*Required work*. Copy every line of the listing that holds the string "frente".

*Materials provided*.
>> BEGIN

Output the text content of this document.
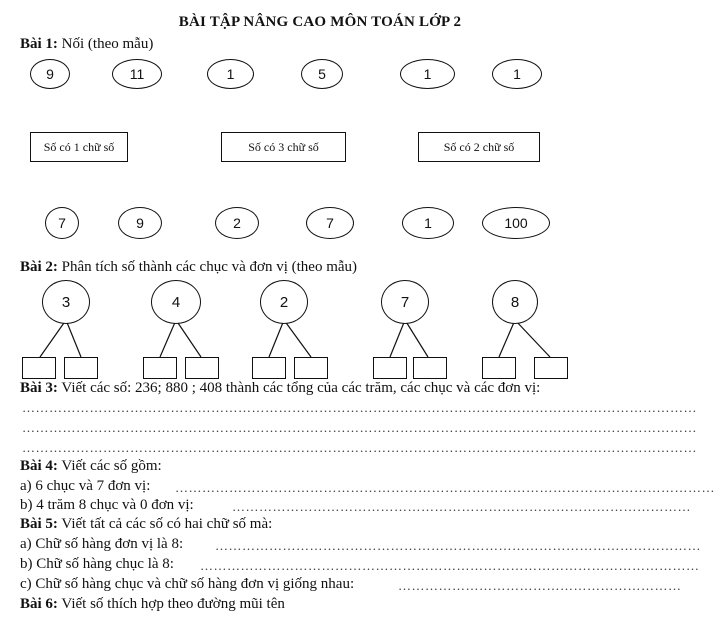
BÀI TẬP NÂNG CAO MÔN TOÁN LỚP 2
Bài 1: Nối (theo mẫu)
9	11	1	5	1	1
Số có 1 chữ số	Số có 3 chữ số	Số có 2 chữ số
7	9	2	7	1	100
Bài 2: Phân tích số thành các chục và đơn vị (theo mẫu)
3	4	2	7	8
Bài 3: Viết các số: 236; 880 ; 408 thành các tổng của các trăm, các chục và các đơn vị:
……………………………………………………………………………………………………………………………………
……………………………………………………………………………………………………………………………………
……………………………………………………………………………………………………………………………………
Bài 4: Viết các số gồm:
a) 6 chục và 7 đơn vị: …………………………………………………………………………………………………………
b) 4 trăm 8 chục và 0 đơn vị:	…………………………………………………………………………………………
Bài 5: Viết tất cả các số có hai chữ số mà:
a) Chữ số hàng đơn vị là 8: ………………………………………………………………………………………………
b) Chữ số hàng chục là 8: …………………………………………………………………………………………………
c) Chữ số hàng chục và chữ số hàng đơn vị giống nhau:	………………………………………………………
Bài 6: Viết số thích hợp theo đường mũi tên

>> END
>> BEGIN

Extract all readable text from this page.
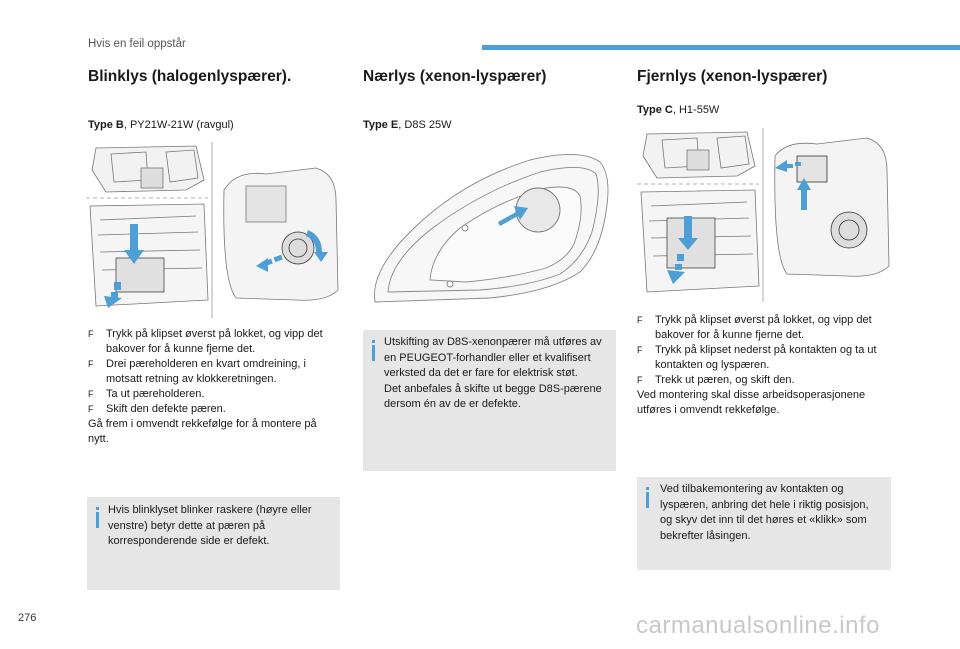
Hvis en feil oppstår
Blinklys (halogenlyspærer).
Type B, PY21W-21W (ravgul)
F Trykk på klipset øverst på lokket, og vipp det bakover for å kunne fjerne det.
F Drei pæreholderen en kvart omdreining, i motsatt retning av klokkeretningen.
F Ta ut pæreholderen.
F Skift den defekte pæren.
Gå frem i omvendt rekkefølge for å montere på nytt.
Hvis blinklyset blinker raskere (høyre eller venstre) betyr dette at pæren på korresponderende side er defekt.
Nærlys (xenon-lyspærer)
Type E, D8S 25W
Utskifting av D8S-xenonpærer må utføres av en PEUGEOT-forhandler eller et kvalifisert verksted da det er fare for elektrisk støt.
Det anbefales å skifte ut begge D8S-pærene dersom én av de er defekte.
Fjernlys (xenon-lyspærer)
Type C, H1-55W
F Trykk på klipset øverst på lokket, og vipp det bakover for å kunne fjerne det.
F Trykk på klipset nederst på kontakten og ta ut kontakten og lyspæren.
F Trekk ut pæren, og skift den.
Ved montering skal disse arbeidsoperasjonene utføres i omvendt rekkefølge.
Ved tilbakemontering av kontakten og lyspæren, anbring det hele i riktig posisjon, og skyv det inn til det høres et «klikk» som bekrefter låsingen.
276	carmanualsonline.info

>> END
>> BEGIN

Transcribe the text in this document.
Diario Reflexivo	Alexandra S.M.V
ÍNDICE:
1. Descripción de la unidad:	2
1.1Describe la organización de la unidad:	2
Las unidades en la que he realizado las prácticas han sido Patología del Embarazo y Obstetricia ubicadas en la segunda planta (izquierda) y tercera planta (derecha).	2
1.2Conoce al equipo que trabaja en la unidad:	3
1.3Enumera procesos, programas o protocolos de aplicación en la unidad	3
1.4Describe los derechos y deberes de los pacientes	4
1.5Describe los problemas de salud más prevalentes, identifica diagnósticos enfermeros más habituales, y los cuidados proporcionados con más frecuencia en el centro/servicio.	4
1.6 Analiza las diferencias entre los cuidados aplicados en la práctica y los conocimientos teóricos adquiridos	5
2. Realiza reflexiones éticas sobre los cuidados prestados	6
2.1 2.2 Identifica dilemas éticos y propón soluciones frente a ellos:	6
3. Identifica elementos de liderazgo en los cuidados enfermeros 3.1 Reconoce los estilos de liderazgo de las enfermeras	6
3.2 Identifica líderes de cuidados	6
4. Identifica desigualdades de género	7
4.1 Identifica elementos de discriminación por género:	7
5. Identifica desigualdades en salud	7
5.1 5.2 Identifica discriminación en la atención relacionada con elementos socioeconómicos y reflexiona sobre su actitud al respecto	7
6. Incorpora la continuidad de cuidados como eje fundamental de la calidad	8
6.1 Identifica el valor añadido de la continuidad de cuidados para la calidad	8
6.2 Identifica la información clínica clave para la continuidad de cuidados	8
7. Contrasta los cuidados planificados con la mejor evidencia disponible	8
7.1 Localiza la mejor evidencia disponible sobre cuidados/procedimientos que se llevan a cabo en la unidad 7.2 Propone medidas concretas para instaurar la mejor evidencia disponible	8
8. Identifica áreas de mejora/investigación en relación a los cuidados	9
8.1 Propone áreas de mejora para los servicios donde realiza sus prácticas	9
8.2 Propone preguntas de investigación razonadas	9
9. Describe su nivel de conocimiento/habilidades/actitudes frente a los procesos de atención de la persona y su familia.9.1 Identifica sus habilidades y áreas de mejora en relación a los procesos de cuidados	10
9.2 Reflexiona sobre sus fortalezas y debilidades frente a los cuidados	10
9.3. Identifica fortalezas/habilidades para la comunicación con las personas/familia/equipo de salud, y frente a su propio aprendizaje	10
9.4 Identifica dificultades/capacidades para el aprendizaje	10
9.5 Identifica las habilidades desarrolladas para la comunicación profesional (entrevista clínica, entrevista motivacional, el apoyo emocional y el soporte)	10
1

>> END

*Complete answer*.
2.1 2.2 Identifica dilemas éticos y propón soluciones frente a ellos:	6
9. Describe su nivel de conocimiento/habilidades/actitudes frente a los procesos de atención de la persona y su familia.9.1 Identifica sus habilidades y áreas de mejora en relación a los procesos de cuidados	10
9.2 Reflexiona sobre sus fortalezas y debilidades frente a los cuidados	10
9.3. Identifica fortalezas/habilidades para la comunicación con las personas/familia/equipo de salud, y frente a su propio aprendizaje	10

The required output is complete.